# Working data:
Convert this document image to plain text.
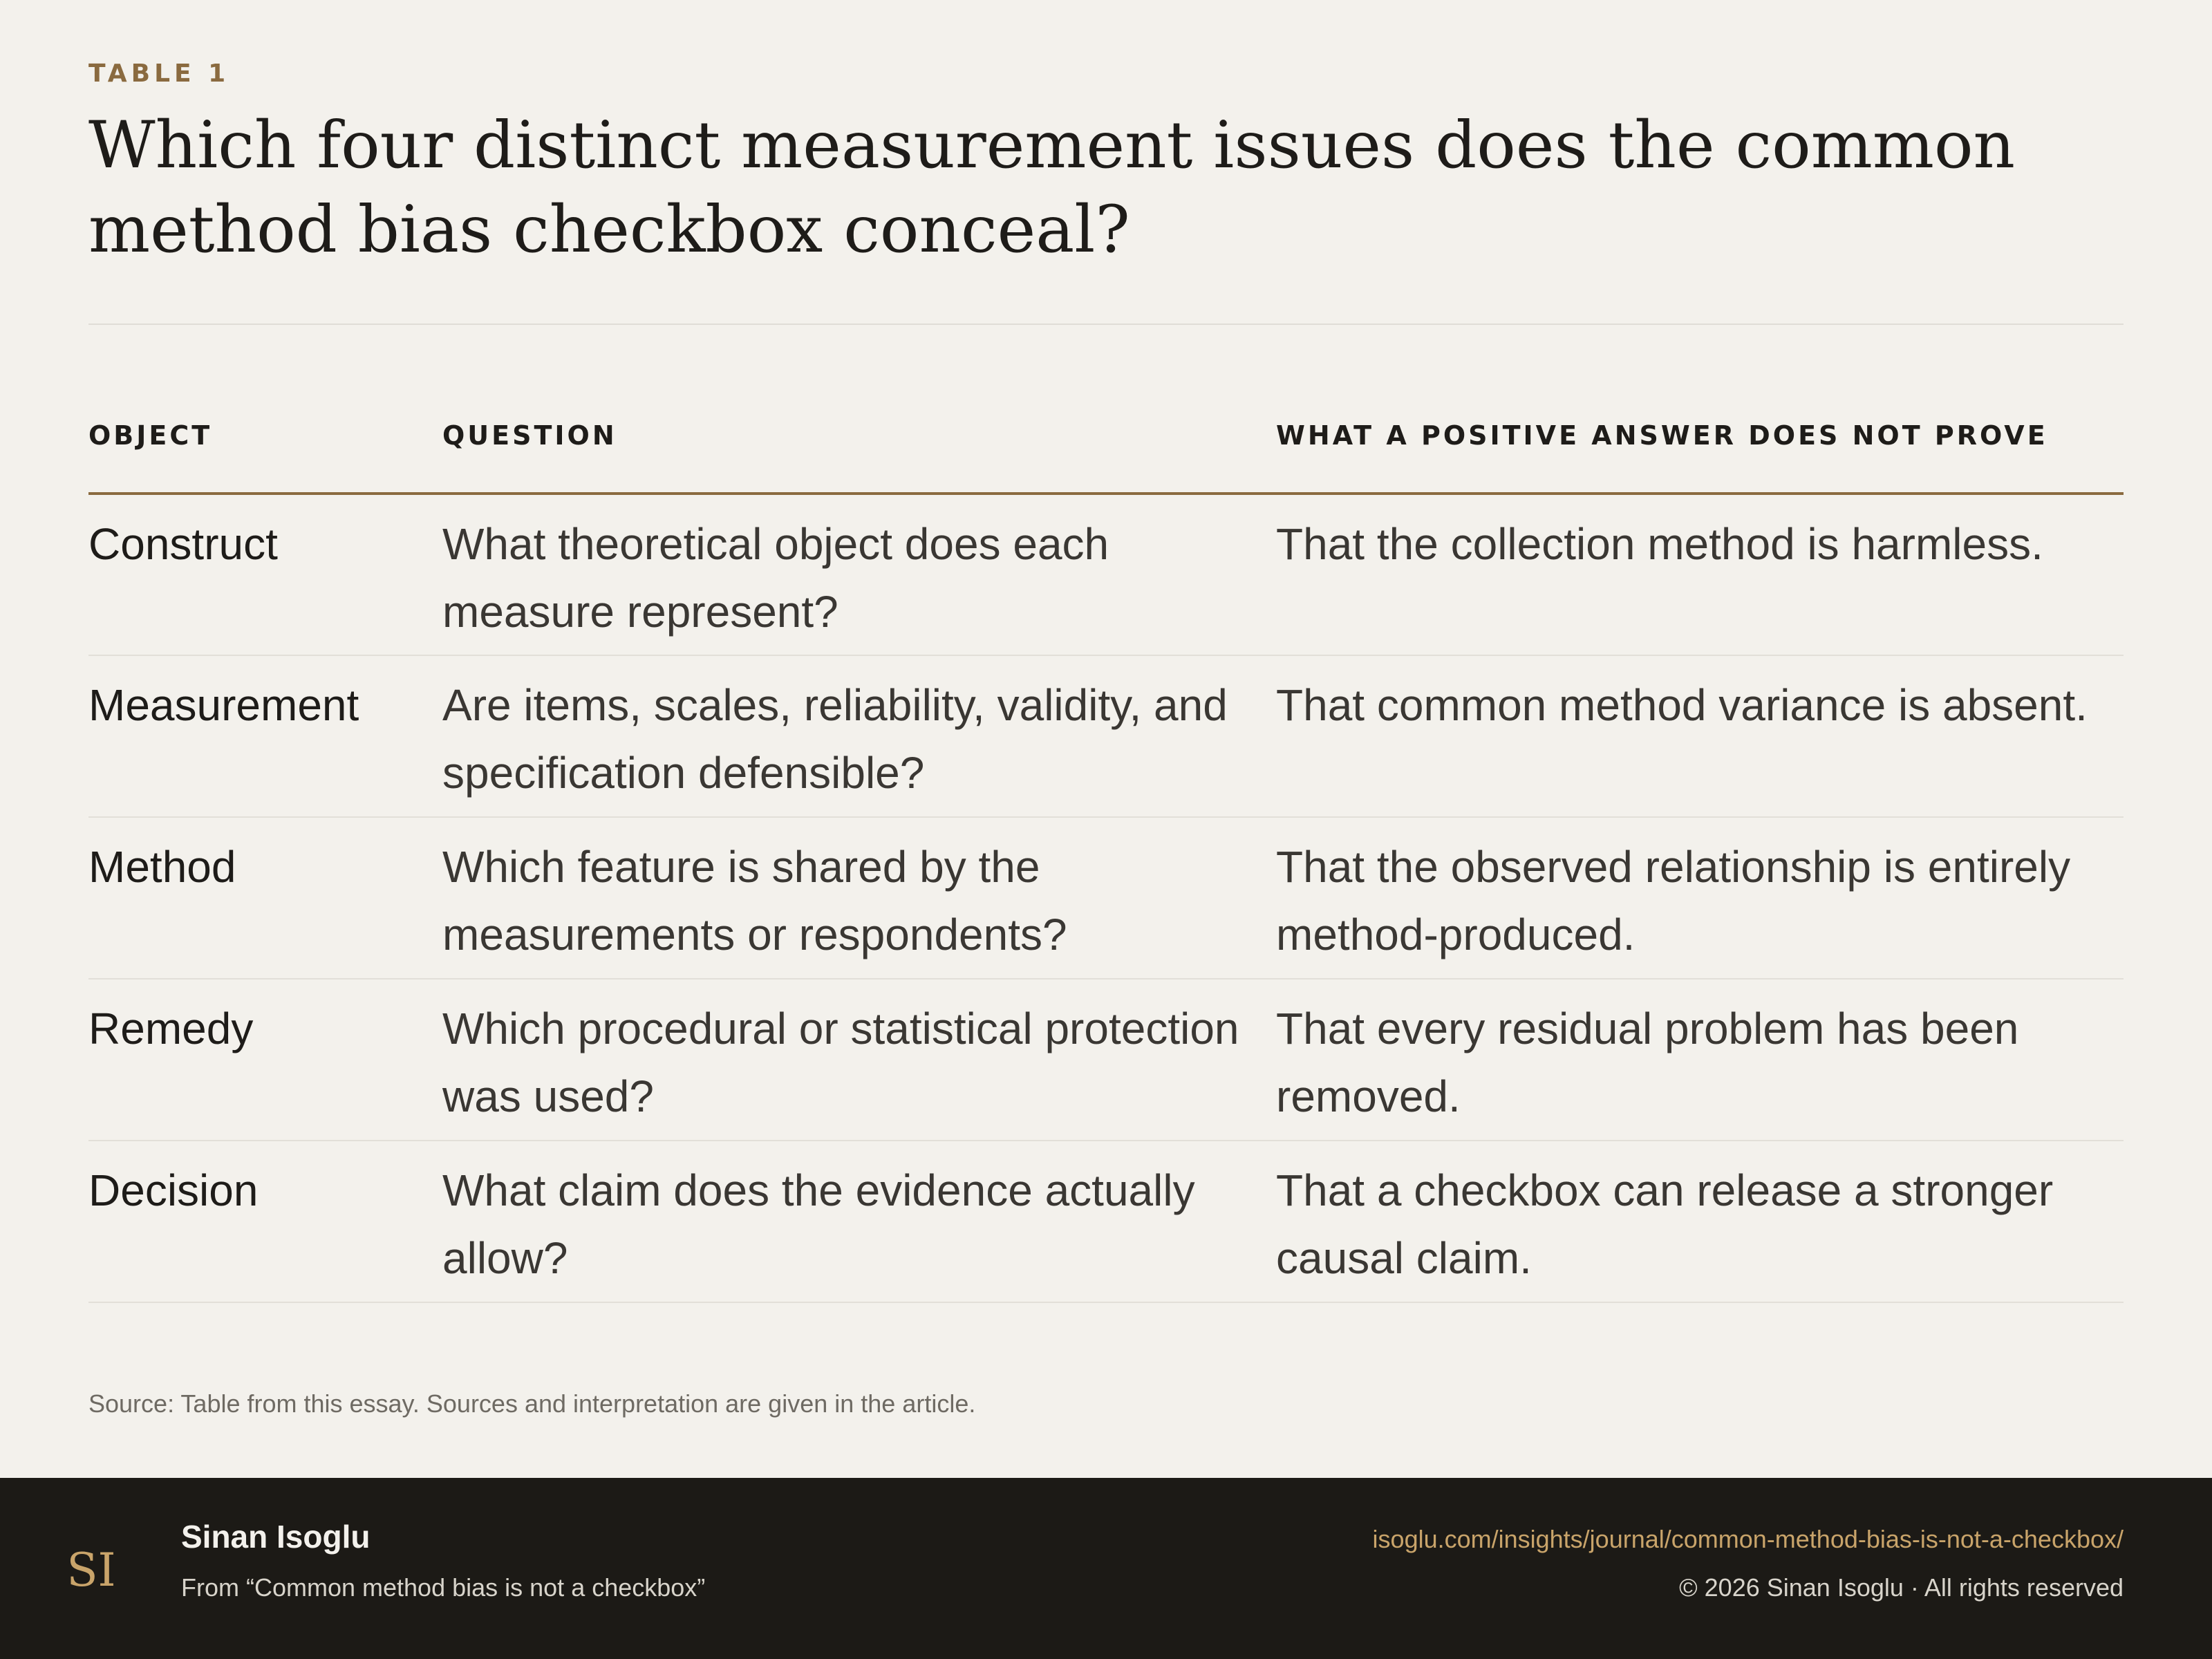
TABLE 1
Which four distinct measurement issues does the common method bias checkbox conceal?
OBJECT	QUESTION	WHAT A POSITIVE ANSWER DOES NOT PROVE
Construct	What theoretical object does each measure represent?	That the collection method is harmless.
Measurement	Are items, scales, reliability, validity, and specification defensible?	That common method variance is absent.
Method	Which feature is shared by the measurements or respondents?	That the observed relationship is entirely method-produced.
Remedy	Which procedural or statistical protection was used?	That every residual problem has been removed.
Decision	What claim does the evidence actually allow?	That a checkbox can release a stronger causal claim.
Source: Table from this essay. Sources and interpretation are given in the article.
SI
Sinan Isoglu
From “Common method bias is not a checkbox”
isoglu.com/insights/journal/common-method-bias-is-not-a-checkbox/
© 2026 Sinan Isoglu · All rights reserved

# The problem:
Leave out the pictures and give the rest of the records again exactly.

# Solution for this exercise:
Convert this document image to plain text.
TABLE 1
Which four distinct measurement issues does the common method bias checkbox conceal?
OBJECT	QUESTION	WHAT A POSITIVE ANSWER DOES NOT PROVE
Construct	What theoretical object does each measure represent?	That the collection method is harmless.
Measurement	Are items, scales, reliability, validity, and specification defensible?	That common method variance is absent.
Method	Which feature is shared by the measurements or respondents?	That the observed relationship is entirely method-produced.
Remedy	Which procedural or statistical protection was used?	That every residual problem has been removed.
Decision	What claim does the evidence actually allow?	That a checkbox can release a stronger causal claim.
Source: Table from this essay. Sources and interpretation are given in the article.
SI
Sinan Isoglu
From “Common method bias is not a checkbox”
isoglu.com/insights/journal/common-method-bias-is-not-a-checkbox/
© 2026 Sinan Isoglu · All rights reserved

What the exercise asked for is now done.